→ **Exercise aim**
Transcribe every line, keeping it exact.

→ **Listing**
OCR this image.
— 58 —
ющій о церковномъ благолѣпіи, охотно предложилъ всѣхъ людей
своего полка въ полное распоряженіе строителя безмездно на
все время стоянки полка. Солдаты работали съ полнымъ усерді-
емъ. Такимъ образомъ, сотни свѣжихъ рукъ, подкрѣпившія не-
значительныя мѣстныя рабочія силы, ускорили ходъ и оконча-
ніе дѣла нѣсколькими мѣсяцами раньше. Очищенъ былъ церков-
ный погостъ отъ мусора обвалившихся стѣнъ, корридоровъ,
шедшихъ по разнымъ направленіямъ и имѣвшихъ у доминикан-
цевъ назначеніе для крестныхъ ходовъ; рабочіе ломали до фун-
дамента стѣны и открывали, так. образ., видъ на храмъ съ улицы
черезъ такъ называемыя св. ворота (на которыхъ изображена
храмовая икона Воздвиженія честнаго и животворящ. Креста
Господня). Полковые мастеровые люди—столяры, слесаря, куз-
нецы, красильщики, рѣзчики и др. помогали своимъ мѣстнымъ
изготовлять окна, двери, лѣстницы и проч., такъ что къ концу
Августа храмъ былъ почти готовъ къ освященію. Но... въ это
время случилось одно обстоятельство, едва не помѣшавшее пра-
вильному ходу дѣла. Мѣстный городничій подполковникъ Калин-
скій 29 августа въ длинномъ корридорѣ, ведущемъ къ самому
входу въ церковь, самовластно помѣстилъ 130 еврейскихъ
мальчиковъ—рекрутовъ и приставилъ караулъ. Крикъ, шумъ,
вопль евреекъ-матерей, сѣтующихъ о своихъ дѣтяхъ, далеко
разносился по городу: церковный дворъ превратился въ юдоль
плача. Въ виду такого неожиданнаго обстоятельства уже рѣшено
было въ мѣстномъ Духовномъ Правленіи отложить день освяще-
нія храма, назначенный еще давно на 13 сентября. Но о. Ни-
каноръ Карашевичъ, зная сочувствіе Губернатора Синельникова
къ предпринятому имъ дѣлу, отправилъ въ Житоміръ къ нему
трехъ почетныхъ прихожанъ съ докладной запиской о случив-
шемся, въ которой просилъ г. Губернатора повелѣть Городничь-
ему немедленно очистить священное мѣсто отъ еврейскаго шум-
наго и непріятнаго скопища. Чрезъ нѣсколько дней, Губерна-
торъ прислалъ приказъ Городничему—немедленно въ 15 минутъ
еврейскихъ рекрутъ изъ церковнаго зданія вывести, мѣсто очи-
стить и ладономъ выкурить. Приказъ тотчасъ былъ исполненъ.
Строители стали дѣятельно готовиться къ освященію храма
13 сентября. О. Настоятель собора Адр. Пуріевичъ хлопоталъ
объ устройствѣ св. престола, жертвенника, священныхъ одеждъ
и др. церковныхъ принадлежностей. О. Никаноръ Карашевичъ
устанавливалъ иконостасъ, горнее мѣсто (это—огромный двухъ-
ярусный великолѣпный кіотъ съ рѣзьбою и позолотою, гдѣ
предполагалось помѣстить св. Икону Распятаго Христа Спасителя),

→ **Solution to the problem**
OCR this image.
— 58 —
ющій о церковномъ благолѣпіи, охотно предложилъ всѣхъ людей
своего полка въ полное распоряженіе строителя безмездно на
все время стоянки полка. Солдаты работали съ полнымъ усерді-
емъ. Такимъ образомъ, сотни свѣжихъ рукъ, подкрѣпившія не-
значительныя мѣстныя рабочія силы, ускорили ходъ и оконча-
ніе дѣла нѣсколькими мѣсяцами раньше. Очищенъ былъ церков-
ный погостъ отъ мусора обвалившихся стѣнъ, корридоровъ,
шедшихъ по разнымъ направленіямъ и имѣвшихъ у доминикан-
цевъ назначеніе для крестныхъ ходовъ; рабочіе ломали до фун-
дамента стѣны и открывали, так. образ., видъ на храмъ съ улицы
черезъ такъ называемыя св. ворота (на которыхъ изображена
храмовая икона Воздвиженія честнаго и животворящ. Креста
Господня). Полковые мастеровые люди—столяры, слесаря, куз-
нецы, красильщики, рѣзчики и др. помогали своимъ мѣстнымъ
изготовлять окна, двери, лѣстницы и проч., такъ что къ концу
Августа храмъ былъ почти готовъ къ освященію. Но... въ это
время случилось одно обстоятельство, едва не помѣшавшее пра-
вильному ходу дѣла. Мѣстный городничій подполковникъ Калин-
скій 29 августа въ длинномъ корридорѣ, ведущемъ къ самому
входу въ церковь, самовластно помѣстилъ 130 еврейскихъ
мальчиковъ—рекрутовъ и приставилъ караулъ. Крикъ, шумъ,
вопль евреекъ-матерей, сѣтующихъ о своихъ дѣтяхъ, далеко
разносился по городу: церковный дворъ превратился въ юдоль
плача. Въ виду такого неожиданнаго обстоятельства уже рѣшено
было въ мѣстномъ Духовномъ Правленіи отложить день освяще-
нія храма, назначенный еще давно на 13 сентября. Но о. Ни-
каноръ Карашевичъ, зная сочувствіе Губернатора Синельникова
къ предпринятому имъ дѣлу, отправилъ въ Житоміръ къ нему
трехъ почетныхъ прихожанъ съ докладной запиской о случив-
шемся, въ которой просилъ г. Губернатора повелѣть Городничь-
ему немедленно очистить священное мѣсто отъ еврейскаго шум-
наго и непріятнаго скопища. Чрезъ нѣсколько дней, Губерна-
торъ прислалъ приказъ Городничему—немедленно въ 15 минутъ
еврейскихъ рекрутъ изъ церковнаго зданія вывести, мѣсто очи-
стить и ладономъ выкурить. Приказъ тотчасъ былъ исполненъ.
Строители стали дѣятельно готовиться къ освященію храма
13 сентября. О. Настоятель собора Адр. Пуріевичъ хлопоталъ
объ устройствѣ св. престола, жертвенника, священныхъ одеждъ
и др. церковныхъ принадлежностей. О. Никаноръ Карашевичъ
устанавливалъ иконостасъ, горнее мѣсто (это—огромный двухъ-
ярусный великолѣпный кіотъ съ рѣзьбою и позолотою, гдѣ
предполагалось помѣстить св. Икону Распятаго Христа Спасителя),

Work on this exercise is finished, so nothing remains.